=== Data entries ===

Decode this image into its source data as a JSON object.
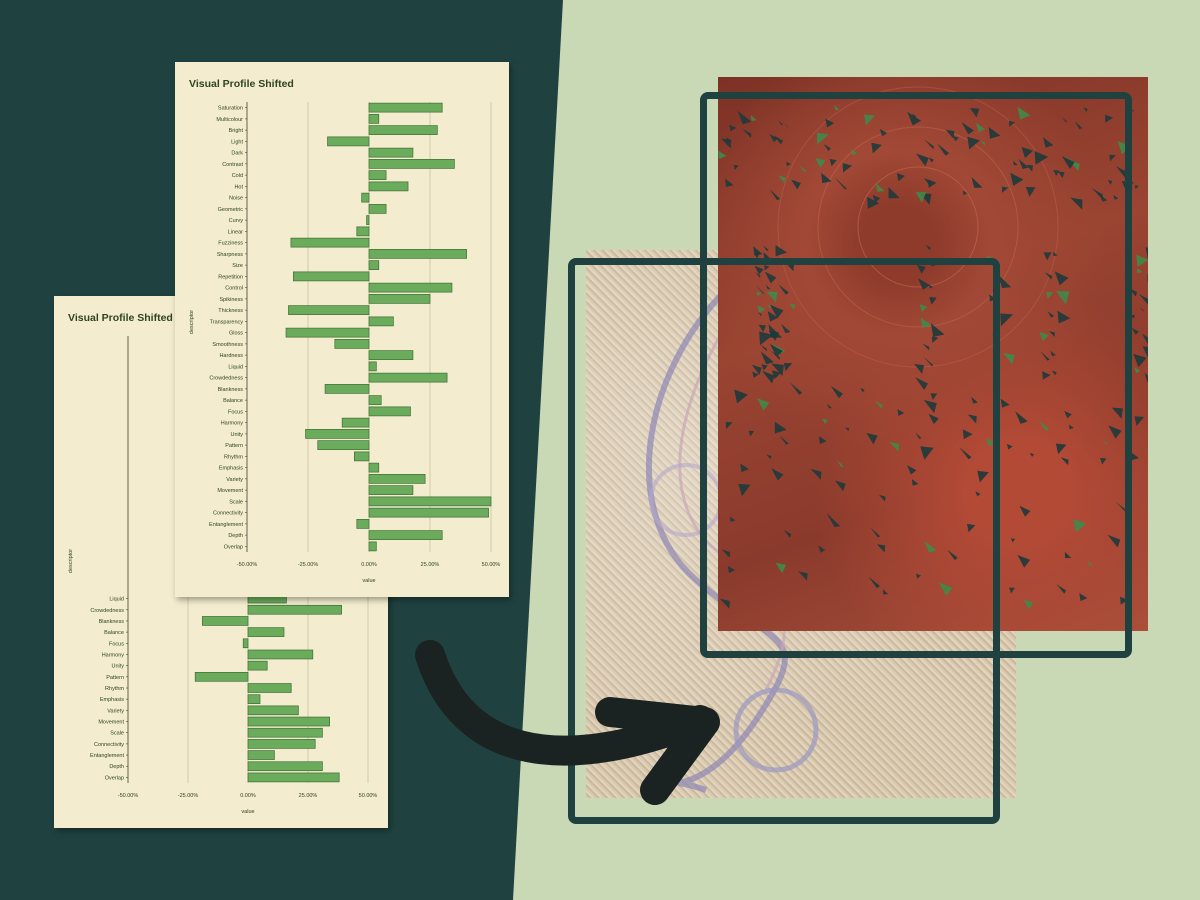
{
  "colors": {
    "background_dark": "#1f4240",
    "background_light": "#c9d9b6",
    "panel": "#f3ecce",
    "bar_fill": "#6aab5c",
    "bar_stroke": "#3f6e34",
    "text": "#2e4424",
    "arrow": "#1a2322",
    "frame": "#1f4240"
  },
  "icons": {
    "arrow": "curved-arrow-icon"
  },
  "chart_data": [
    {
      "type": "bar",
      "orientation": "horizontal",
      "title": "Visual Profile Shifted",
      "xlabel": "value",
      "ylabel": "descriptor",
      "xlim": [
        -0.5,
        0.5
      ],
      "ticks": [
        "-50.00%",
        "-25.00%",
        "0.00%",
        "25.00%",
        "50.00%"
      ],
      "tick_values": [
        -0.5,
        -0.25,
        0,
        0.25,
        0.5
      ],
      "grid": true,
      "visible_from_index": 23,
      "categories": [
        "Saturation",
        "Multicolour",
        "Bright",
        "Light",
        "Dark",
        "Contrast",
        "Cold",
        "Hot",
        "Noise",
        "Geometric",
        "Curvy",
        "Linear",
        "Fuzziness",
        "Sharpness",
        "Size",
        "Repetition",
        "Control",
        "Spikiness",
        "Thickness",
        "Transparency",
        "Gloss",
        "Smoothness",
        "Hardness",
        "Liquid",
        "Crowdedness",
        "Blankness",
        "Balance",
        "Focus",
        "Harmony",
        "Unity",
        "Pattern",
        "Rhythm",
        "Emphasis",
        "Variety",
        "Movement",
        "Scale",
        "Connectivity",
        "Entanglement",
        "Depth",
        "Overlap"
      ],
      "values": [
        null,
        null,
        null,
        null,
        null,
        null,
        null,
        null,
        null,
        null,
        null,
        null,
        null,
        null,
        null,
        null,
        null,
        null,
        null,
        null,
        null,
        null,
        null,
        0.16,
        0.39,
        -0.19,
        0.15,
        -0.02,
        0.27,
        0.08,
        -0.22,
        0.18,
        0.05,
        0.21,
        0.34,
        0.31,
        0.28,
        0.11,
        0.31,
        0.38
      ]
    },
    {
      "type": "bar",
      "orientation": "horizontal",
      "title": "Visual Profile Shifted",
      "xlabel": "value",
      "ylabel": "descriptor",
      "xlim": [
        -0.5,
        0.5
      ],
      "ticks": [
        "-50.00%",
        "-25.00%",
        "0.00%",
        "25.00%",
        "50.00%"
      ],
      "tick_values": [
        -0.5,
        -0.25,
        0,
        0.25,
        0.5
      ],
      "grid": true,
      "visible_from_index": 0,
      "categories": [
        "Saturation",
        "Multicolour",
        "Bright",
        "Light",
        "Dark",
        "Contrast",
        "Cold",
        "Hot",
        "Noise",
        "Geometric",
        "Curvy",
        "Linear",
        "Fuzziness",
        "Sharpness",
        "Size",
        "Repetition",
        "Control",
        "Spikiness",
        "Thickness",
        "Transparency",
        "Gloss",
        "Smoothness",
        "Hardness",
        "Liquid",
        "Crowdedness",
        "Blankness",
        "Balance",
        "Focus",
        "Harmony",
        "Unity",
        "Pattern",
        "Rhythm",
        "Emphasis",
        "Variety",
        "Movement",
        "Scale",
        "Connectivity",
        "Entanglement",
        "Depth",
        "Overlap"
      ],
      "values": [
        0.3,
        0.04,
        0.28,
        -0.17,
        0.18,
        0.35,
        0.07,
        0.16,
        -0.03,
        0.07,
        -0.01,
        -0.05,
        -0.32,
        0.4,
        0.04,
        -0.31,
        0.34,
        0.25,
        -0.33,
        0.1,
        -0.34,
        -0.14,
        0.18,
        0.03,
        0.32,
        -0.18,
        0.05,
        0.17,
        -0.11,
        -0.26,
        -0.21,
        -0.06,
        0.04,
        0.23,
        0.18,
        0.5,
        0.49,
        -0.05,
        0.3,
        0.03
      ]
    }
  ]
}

===
=== Data entries ===

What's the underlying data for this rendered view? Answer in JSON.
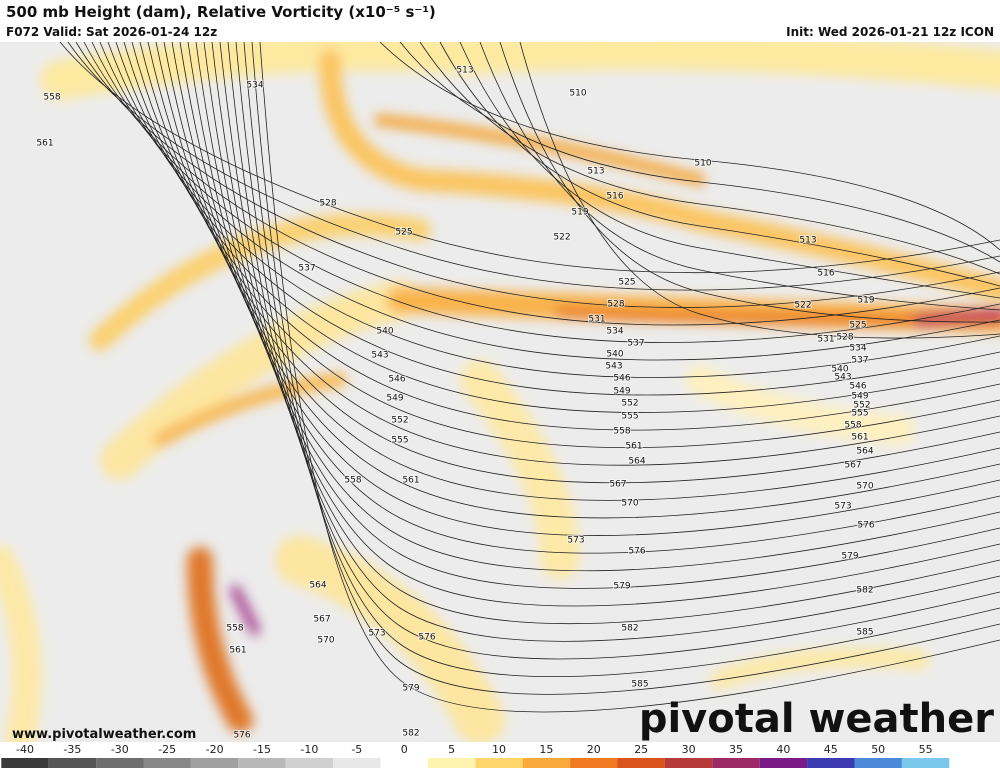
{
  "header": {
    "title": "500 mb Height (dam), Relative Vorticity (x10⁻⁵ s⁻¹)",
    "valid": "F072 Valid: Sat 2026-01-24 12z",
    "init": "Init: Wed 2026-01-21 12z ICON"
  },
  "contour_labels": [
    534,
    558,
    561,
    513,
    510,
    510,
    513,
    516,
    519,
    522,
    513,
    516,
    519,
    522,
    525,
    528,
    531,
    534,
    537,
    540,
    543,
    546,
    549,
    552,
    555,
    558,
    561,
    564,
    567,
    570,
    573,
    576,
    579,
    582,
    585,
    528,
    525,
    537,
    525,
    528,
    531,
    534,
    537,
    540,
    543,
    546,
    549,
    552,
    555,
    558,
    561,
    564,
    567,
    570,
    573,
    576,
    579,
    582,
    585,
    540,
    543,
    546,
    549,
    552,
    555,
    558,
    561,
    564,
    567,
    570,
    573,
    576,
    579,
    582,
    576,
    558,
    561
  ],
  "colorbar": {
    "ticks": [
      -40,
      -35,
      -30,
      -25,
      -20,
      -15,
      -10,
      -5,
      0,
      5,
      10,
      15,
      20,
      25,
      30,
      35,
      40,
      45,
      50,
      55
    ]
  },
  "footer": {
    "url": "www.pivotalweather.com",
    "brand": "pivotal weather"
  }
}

===

* **Written problem**
Using the listing above, pick out each line that contains the word "this", then copy it.

* **Full output**
Decode this image into its source data as a JSON object.
What's the underlying data for this rendered view? Answer in JSON.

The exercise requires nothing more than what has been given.